• Transcript entries for document pages
____________________
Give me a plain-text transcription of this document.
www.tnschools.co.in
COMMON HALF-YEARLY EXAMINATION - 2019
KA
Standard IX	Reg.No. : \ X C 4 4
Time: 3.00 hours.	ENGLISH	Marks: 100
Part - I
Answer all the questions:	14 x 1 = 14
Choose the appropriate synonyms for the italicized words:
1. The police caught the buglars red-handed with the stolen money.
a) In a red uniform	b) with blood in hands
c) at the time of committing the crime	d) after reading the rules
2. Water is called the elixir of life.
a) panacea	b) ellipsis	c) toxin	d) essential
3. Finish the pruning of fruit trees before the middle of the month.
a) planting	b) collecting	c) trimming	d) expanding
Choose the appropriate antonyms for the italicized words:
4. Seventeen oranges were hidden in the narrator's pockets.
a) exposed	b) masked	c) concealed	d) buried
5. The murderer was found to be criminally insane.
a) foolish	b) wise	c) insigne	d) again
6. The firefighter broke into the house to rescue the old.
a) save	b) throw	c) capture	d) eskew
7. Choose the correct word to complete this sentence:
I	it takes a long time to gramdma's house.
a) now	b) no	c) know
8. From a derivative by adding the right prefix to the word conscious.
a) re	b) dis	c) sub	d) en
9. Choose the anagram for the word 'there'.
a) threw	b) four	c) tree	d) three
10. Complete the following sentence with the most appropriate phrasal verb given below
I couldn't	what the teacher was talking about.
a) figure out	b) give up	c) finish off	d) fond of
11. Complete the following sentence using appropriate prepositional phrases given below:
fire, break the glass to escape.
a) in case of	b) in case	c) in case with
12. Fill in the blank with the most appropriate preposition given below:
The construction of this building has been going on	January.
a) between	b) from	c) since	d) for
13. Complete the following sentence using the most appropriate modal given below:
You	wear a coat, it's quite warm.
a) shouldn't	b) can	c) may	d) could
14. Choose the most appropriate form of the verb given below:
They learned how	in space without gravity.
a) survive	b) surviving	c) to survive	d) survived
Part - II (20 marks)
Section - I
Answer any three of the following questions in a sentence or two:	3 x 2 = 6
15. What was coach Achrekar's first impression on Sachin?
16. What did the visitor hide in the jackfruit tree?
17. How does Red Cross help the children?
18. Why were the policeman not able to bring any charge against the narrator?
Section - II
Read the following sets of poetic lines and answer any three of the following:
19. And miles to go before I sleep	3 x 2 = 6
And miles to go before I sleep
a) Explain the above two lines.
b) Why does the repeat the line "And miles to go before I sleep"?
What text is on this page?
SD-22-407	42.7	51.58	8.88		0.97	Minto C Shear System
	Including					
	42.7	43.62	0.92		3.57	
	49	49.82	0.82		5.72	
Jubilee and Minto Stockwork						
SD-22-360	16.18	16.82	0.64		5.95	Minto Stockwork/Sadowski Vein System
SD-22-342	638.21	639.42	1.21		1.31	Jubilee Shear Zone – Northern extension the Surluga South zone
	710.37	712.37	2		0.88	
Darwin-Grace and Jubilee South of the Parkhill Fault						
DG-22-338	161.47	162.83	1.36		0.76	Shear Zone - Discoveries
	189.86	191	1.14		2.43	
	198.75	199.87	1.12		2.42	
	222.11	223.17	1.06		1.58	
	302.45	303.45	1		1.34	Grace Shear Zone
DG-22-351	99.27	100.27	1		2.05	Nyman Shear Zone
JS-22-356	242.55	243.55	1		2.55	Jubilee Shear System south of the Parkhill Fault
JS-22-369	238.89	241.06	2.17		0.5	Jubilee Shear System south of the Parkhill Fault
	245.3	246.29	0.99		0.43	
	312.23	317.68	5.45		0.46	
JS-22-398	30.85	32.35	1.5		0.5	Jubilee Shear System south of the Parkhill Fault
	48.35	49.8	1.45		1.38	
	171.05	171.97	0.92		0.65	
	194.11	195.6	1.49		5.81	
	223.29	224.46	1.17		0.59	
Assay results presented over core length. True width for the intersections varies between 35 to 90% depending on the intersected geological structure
____________________
• Exercise directions
Tallying every line that holds the string "Minto", report the total for the records and nothing else.

• Task result
3